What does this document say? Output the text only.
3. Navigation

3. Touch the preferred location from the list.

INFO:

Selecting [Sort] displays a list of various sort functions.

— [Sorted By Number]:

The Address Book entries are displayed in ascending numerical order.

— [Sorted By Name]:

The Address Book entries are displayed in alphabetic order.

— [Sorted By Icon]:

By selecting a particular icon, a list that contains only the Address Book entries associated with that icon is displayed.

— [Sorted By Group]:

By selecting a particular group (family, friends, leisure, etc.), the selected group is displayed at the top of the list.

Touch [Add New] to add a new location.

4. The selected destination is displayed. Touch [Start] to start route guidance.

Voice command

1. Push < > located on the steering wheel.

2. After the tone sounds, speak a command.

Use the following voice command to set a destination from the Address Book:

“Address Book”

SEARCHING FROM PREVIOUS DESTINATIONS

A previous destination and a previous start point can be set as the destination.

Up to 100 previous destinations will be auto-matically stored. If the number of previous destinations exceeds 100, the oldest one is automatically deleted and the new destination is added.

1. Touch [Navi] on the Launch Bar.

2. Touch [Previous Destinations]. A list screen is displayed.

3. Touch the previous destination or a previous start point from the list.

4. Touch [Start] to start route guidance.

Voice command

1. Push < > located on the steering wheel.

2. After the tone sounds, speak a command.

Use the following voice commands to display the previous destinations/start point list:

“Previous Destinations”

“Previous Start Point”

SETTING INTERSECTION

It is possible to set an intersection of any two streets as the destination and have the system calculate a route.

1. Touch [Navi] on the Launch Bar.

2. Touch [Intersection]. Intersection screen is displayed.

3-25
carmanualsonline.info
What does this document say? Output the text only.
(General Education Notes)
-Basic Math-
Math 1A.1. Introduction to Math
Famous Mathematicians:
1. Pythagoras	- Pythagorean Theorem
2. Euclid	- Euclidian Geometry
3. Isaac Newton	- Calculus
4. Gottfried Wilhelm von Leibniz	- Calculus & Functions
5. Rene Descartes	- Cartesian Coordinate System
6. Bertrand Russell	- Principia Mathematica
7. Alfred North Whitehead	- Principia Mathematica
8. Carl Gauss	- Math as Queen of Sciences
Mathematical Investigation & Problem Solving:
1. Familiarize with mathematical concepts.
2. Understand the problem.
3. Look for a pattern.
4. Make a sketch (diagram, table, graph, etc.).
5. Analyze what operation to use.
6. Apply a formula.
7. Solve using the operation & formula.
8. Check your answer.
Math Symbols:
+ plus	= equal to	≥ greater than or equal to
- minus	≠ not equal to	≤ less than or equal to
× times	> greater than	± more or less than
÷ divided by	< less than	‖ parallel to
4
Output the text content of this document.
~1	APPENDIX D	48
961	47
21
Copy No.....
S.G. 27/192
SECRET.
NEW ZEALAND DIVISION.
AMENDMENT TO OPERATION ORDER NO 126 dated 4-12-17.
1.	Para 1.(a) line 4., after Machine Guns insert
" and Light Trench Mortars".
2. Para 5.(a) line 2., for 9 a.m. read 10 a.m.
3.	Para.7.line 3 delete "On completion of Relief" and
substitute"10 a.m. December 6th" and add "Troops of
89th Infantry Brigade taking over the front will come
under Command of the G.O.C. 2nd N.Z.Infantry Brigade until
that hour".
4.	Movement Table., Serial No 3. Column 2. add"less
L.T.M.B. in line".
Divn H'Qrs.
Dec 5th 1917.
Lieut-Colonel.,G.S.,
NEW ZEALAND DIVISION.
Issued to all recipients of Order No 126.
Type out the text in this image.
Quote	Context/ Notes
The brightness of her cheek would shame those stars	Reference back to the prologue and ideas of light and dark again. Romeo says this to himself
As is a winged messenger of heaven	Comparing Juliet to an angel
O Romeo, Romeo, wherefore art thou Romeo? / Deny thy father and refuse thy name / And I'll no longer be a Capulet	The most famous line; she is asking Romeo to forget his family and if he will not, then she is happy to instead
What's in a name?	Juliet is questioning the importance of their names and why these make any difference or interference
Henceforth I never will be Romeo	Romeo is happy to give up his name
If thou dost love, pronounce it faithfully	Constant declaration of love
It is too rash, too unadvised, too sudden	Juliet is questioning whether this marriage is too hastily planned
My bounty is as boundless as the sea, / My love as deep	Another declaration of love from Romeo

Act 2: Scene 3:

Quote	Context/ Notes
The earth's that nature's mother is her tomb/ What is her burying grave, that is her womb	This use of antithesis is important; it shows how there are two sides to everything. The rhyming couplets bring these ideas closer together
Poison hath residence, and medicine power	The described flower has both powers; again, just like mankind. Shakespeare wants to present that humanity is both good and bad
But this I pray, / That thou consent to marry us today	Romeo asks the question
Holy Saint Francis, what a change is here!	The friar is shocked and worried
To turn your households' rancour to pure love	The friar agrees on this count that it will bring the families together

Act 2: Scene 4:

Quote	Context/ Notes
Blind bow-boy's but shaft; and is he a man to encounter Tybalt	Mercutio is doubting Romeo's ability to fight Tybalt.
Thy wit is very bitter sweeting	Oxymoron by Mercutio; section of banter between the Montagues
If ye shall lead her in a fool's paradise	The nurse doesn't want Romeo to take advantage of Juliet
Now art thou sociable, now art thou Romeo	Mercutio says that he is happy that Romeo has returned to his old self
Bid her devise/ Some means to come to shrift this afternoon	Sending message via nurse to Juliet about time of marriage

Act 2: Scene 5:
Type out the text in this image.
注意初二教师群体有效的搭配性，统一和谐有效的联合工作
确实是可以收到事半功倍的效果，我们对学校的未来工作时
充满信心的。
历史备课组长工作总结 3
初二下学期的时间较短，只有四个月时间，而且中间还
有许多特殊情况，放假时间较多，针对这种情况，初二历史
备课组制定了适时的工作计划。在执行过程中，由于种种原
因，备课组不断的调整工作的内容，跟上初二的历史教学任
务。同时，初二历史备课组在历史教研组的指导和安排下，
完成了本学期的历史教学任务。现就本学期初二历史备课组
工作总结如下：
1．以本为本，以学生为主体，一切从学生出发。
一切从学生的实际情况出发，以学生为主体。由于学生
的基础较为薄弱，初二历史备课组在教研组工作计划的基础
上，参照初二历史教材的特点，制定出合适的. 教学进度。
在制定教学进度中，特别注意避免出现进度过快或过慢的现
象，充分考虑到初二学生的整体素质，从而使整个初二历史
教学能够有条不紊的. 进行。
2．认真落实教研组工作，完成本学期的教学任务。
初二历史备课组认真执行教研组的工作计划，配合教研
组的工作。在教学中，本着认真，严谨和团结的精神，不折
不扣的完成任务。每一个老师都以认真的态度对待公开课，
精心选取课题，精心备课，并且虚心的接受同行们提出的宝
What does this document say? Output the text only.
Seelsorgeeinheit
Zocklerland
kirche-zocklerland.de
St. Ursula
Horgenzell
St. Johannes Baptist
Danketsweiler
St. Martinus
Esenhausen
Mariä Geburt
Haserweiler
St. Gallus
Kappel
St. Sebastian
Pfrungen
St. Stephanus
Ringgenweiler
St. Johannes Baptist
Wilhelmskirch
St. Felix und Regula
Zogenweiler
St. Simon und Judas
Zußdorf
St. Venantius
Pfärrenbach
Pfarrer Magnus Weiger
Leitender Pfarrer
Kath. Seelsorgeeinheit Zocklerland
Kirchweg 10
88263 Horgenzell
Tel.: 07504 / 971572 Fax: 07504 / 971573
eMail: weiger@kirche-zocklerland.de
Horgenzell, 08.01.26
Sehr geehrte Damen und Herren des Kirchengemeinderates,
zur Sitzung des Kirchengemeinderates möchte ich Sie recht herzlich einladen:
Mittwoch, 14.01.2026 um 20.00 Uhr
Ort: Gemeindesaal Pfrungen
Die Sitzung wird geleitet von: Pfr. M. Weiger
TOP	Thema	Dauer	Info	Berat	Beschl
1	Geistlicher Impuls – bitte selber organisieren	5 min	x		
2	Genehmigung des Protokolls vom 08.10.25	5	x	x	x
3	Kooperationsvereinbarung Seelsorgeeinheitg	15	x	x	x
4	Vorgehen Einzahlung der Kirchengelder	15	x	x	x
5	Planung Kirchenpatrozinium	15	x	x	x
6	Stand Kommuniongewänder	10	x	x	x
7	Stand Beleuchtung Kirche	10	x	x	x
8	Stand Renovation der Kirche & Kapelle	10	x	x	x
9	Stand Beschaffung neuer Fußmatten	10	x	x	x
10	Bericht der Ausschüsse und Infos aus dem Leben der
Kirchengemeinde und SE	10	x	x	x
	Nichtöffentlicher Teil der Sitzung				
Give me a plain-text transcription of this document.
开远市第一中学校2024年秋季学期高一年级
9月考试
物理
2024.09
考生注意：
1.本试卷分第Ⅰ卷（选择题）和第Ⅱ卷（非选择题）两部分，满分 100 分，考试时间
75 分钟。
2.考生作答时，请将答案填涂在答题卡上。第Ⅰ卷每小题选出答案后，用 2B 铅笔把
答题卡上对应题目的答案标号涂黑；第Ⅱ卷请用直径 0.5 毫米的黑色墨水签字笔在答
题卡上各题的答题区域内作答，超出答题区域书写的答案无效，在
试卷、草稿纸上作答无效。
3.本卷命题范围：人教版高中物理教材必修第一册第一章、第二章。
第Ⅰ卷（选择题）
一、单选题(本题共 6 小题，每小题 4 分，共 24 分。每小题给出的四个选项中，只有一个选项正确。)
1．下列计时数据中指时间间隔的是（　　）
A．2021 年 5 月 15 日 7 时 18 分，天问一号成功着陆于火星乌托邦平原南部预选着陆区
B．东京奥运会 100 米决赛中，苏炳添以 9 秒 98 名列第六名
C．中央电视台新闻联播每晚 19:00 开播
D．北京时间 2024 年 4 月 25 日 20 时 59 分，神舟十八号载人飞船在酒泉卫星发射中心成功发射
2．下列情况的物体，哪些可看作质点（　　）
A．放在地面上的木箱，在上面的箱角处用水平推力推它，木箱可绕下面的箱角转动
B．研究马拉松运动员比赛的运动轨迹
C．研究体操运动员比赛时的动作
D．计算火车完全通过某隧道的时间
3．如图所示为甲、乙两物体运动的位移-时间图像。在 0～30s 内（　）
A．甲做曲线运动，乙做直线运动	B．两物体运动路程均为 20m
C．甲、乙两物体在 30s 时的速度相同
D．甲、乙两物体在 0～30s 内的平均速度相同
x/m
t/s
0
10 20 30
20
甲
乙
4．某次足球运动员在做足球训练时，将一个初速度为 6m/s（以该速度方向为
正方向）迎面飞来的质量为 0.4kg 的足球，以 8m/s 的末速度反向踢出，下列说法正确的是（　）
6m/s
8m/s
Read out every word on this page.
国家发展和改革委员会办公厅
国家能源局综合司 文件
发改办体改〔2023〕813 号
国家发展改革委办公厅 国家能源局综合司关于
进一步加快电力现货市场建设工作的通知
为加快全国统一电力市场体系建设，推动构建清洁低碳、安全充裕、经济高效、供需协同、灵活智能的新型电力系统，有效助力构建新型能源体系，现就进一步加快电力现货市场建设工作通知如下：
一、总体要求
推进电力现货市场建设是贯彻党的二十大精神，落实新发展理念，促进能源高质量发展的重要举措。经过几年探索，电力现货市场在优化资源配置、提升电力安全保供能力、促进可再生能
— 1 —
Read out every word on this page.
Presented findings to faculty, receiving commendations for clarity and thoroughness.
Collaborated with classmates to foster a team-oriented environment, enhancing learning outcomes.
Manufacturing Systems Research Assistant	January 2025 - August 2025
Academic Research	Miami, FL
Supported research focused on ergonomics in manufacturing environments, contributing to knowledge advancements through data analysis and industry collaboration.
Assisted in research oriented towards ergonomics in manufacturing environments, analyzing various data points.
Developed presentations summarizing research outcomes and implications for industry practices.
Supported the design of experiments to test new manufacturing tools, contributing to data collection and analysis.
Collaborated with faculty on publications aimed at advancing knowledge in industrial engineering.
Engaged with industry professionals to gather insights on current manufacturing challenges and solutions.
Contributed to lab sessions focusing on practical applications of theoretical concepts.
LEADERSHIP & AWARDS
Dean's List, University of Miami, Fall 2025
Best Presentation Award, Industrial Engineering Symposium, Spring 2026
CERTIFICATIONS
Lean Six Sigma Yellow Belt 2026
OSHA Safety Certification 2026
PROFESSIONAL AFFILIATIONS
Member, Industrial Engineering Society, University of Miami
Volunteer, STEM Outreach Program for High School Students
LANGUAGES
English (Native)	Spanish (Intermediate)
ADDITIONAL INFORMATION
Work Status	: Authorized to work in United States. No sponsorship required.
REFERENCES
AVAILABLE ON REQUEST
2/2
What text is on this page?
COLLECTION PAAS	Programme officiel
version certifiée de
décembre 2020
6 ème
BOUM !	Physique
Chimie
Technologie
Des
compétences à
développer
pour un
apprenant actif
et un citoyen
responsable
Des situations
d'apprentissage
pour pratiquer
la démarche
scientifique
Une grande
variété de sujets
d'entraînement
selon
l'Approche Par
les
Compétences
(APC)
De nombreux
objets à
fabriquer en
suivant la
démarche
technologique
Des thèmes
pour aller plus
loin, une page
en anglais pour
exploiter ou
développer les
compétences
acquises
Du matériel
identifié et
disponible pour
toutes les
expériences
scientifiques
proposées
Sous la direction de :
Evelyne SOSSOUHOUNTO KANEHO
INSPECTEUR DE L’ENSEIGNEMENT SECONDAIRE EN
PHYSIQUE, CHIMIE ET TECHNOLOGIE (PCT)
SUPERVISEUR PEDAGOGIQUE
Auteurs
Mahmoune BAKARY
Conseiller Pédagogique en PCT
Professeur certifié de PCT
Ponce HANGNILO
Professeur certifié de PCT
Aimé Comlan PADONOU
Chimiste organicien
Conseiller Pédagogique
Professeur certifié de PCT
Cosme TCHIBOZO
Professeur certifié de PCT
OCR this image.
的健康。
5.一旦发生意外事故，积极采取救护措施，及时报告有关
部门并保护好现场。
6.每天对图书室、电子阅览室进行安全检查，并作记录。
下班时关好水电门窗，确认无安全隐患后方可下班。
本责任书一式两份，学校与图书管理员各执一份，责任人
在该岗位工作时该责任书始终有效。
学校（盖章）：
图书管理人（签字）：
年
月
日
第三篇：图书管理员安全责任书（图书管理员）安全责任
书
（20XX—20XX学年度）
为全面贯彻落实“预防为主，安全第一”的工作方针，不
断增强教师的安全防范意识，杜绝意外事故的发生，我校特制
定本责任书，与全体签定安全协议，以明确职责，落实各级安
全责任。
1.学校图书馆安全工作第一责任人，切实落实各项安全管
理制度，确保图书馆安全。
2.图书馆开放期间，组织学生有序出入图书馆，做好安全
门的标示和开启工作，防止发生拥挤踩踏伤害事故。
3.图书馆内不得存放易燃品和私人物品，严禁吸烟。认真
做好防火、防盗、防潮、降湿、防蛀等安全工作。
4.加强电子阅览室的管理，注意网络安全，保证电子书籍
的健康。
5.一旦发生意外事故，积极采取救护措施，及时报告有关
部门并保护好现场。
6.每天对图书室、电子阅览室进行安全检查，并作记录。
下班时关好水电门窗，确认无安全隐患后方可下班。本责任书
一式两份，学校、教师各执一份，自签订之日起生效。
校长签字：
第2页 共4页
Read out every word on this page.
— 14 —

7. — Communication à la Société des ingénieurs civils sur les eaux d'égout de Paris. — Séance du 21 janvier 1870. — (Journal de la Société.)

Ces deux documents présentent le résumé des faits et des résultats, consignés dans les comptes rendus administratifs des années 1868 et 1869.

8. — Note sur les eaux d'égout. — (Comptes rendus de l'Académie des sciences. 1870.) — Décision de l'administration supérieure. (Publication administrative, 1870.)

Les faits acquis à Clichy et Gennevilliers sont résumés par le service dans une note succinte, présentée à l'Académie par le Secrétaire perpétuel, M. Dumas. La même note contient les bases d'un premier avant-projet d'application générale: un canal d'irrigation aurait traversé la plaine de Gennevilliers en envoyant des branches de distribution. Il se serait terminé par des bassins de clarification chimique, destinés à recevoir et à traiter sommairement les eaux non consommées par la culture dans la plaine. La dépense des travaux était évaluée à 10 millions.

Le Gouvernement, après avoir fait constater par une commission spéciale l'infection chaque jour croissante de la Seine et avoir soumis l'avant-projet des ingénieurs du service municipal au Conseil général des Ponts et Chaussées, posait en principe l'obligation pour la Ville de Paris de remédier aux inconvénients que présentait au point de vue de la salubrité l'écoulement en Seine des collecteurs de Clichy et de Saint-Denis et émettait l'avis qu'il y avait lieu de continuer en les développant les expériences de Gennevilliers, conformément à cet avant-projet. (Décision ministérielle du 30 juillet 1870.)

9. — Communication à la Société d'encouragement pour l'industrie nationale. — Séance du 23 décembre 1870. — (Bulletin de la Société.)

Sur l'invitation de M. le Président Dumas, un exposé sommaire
+ + + + + + +
Given exercise
Check each line above for "than" and return the ones that have it.

Problem solution
+ plus	= equal to	≥ greater than or equal to
- minus	≠ not equal to	≤ less than or equal to
× times	> greater than	± more or less than
÷ divided by	< less than	‖ parallel to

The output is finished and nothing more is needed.